■ Goal of the exercise ■
Pick out every line of the data below that contains the string "difficulty", treating uppercase and lowercase as different, and copy each of those lines in full.
☆ ☆ ☆
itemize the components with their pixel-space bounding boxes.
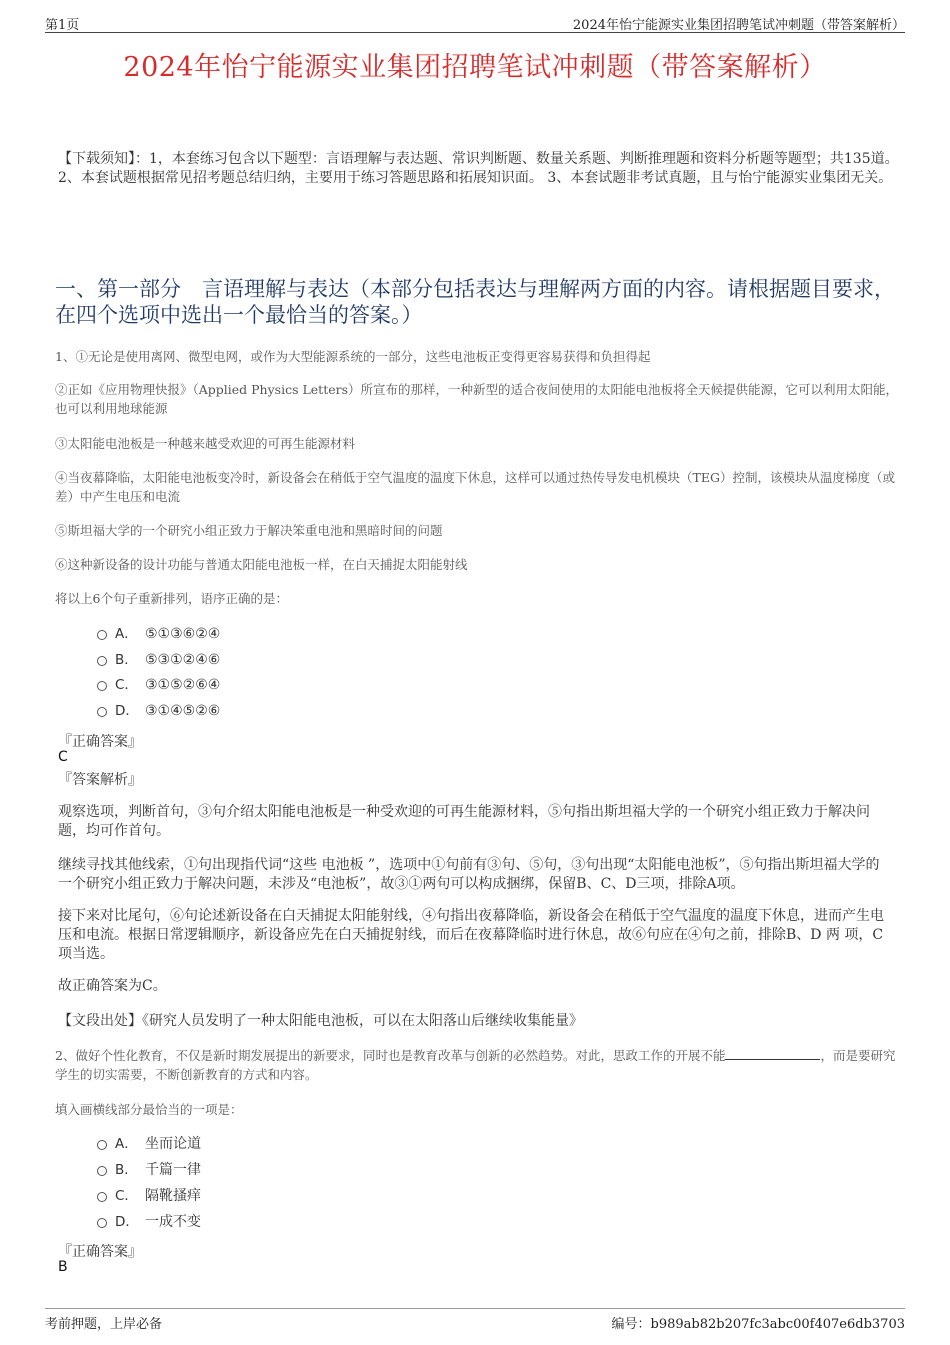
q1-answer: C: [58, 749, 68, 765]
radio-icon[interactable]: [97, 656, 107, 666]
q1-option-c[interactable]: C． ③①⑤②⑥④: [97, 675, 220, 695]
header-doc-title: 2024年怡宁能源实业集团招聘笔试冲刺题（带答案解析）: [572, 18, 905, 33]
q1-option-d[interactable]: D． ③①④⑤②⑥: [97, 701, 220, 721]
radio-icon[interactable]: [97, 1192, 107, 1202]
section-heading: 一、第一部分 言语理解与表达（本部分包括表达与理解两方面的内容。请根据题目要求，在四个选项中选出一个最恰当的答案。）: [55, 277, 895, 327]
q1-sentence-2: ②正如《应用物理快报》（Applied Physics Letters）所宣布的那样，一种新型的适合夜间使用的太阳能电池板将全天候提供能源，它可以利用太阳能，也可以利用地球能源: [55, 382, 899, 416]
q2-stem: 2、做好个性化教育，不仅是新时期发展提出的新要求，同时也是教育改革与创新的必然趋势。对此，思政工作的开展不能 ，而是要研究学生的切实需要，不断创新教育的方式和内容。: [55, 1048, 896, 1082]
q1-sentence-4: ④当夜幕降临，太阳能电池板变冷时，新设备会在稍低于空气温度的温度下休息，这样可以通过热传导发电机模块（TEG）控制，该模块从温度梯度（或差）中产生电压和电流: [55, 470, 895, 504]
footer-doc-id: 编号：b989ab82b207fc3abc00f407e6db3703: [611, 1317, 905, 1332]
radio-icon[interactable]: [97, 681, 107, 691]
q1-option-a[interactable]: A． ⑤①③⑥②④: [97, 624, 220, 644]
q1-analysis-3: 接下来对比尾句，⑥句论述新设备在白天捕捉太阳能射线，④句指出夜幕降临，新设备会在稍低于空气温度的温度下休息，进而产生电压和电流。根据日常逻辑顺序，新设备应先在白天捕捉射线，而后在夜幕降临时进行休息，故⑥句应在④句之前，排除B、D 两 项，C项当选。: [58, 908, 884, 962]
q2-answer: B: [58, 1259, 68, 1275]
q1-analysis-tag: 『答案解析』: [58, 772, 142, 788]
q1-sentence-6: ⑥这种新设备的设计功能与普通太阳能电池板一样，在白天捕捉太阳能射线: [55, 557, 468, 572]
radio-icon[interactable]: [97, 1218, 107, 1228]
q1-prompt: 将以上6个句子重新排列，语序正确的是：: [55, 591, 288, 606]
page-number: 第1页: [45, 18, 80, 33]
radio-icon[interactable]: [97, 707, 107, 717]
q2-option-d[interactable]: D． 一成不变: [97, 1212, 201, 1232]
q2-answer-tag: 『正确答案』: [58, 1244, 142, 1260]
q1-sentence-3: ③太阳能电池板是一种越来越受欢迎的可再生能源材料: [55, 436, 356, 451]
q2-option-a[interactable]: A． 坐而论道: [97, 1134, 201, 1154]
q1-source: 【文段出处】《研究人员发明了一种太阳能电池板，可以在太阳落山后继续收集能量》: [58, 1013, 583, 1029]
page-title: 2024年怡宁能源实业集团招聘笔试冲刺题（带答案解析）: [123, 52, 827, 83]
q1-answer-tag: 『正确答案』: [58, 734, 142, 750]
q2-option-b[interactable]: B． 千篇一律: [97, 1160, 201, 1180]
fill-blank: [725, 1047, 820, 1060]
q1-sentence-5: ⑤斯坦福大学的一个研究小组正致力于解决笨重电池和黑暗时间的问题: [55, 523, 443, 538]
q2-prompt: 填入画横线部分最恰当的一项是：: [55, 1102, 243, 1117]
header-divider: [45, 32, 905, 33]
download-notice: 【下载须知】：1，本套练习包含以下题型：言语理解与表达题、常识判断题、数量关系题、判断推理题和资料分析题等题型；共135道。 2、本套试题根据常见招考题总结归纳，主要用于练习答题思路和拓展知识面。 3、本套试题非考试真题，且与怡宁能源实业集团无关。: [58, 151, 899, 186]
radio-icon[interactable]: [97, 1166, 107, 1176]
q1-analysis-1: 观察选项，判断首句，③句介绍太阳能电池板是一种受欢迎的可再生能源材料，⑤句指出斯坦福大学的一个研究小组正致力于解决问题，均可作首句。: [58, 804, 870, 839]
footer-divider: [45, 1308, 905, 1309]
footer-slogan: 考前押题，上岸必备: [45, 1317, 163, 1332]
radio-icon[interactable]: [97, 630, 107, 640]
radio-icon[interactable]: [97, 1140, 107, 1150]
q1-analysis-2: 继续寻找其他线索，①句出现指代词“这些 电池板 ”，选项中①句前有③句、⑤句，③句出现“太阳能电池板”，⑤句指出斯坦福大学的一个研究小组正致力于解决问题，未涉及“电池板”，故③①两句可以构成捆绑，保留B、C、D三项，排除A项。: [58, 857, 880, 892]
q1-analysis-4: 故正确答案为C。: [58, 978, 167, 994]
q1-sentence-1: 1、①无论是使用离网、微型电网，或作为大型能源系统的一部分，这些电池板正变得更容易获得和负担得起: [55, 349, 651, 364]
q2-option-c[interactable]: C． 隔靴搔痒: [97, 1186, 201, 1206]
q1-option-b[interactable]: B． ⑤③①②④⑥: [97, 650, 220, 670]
☆ ☆ ☆
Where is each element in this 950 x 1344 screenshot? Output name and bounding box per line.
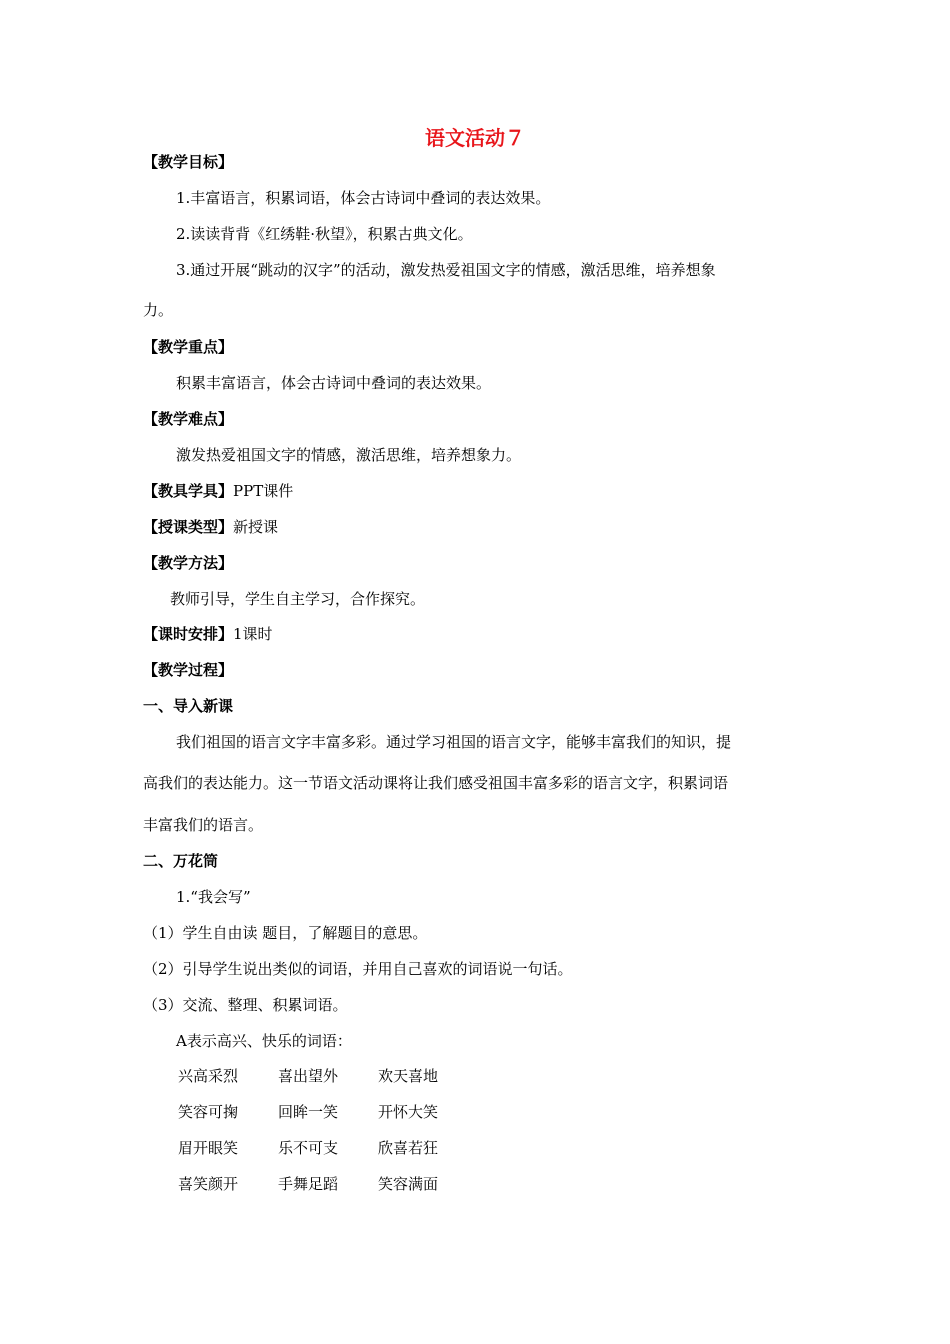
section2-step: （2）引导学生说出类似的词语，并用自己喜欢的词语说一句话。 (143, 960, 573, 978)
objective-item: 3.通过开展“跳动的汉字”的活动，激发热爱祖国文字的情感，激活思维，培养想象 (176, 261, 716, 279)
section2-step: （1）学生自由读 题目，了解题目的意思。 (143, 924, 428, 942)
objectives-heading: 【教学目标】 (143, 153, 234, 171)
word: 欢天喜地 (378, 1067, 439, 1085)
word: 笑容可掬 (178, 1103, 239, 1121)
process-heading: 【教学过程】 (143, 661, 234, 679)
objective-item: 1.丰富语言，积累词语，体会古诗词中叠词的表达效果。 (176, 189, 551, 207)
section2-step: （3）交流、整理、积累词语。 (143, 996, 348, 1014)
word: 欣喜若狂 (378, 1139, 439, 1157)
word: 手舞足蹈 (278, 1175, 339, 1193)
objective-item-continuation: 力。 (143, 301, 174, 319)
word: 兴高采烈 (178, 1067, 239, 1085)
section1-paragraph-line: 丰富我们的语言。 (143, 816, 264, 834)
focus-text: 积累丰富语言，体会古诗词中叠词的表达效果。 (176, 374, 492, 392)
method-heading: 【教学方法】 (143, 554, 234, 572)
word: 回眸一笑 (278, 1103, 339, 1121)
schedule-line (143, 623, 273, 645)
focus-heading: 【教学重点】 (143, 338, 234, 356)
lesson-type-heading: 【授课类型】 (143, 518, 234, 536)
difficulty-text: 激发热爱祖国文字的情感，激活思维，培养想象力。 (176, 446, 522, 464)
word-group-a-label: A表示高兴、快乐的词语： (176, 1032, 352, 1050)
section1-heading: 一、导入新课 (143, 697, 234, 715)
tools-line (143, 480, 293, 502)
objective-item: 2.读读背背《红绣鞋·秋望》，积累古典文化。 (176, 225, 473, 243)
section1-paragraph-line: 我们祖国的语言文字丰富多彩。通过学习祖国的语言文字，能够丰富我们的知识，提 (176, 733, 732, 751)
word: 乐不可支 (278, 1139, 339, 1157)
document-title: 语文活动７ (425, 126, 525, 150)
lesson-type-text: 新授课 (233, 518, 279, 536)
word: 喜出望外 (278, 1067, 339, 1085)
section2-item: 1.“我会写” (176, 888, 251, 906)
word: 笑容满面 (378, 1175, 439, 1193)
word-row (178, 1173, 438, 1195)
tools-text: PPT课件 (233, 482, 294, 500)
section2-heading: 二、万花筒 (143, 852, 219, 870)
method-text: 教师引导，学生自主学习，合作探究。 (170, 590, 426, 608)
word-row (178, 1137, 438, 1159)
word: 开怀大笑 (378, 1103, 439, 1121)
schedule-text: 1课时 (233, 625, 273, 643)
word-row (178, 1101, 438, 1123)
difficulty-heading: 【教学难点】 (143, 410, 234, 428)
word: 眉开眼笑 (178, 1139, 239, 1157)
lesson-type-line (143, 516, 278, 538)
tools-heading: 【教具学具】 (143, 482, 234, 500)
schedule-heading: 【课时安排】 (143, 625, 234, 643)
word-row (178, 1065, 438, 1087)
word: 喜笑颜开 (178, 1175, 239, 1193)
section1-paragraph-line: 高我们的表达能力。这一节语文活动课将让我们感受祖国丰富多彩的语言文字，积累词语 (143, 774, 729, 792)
☆ ☆ ☆
■ Written reply ■
difficulty-text: 激发热爱祖国文字的情感，激活思维，培养想象力。 (176, 446, 522, 464)
difficulty-heading: 【教学难点】 (143, 410, 234, 428)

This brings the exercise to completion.